┌─ Exercise input

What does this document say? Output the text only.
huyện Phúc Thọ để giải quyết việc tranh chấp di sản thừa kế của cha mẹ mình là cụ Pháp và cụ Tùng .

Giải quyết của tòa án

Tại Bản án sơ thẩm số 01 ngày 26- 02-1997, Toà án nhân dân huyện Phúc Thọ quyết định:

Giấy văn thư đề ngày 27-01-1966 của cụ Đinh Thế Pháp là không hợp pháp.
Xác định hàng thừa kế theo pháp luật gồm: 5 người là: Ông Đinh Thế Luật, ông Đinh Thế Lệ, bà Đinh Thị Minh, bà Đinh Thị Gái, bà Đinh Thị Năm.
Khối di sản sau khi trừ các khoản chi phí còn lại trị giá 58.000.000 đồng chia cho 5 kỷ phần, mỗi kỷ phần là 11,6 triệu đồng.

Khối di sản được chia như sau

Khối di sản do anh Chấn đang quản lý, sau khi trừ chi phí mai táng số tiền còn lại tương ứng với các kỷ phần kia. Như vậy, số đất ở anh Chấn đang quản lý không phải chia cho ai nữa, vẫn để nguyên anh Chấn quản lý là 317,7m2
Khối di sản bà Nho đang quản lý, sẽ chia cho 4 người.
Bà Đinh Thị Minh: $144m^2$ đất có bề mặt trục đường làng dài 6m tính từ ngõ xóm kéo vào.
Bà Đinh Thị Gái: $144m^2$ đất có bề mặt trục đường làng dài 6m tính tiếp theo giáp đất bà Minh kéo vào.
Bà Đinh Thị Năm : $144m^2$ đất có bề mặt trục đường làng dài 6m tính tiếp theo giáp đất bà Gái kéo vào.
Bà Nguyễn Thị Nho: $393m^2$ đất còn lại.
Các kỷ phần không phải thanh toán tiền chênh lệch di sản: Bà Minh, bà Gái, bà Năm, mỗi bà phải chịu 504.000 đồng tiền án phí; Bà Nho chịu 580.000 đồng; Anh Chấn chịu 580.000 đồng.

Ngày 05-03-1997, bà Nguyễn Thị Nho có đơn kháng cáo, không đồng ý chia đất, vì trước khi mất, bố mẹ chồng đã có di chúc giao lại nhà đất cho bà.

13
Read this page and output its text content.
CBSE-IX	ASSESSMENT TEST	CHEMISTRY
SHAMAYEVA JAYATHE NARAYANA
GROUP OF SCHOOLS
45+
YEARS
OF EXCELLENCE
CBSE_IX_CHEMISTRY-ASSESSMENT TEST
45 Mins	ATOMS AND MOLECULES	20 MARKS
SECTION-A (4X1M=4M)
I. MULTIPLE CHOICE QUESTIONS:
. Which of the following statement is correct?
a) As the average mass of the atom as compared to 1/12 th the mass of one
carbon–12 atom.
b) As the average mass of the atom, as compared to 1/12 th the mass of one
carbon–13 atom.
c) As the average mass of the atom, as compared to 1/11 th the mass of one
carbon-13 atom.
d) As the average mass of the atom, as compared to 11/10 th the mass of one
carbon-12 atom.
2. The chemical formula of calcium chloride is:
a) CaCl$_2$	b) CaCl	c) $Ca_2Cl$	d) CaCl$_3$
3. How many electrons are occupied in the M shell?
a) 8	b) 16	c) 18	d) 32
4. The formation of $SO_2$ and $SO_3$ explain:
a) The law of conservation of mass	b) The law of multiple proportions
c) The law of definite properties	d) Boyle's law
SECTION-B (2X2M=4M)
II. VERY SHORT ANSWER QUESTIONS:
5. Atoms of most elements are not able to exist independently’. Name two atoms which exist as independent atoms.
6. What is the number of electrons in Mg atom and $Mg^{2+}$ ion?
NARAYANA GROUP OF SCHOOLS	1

└─

▸ Directions: From the line containing "Read this page and output its text content." through the final line of the listing above, retype every line exactly; leave out everything else.

▸ Exercise response:
Read this page and output its text content.
CBSE-IX	ASSESSMENT TEST	CHEMISTRY
SHAMAYEVA JAYATHE NARAYANA
GROUP OF SCHOOLS
45+
YEARS
OF EXCELLENCE
CBSE_IX_CHEMISTRY-ASSESSMENT TEST
45 Mins	ATOMS AND MOLECULES	20 MARKS
SECTION-A (4X1M=4M)
I. MULTIPLE CHOICE QUESTIONS:
. Which of the following statement is correct?
a) As the average mass of the atom as compared to 1/12 th the mass of one
carbon–12 atom.
b) As the average mass of the atom, as compared to 1/12 th the mass of one
carbon–13 atom.
c) As the average mass of the atom, as compared to 1/11 th the mass of one
carbon-13 atom.
d) As the average mass of the atom, as compared to 11/10 th the mass of one
carbon-12 atom.
2. The chemical formula of calcium chloride is:
a) CaCl$_2$	b) CaCl	c) $Ca_2Cl$	d) CaCl$_3$
3. How many electrons are occupied in the M shell?
a) 8	b) 16	c) 18	d) 32
4. The formation of $SO_2$ and $SO_3$ explain:
a) The law of conservation of mass	b) The law of multiple proportions
c) The law of definite properties	d) Boyle's law
SECTION-B (2X2M=4M)
II. VERY SHORT ANSWER QUESTIONS:
5. Atoms of most elements are not able to exist independently’. Name two atoms which exist as independent atoms.
6. What is the number of electrons in Mg atom and $Mg^{2+}$ ion?
NARAYANA GROUP OF SCHOOLS	1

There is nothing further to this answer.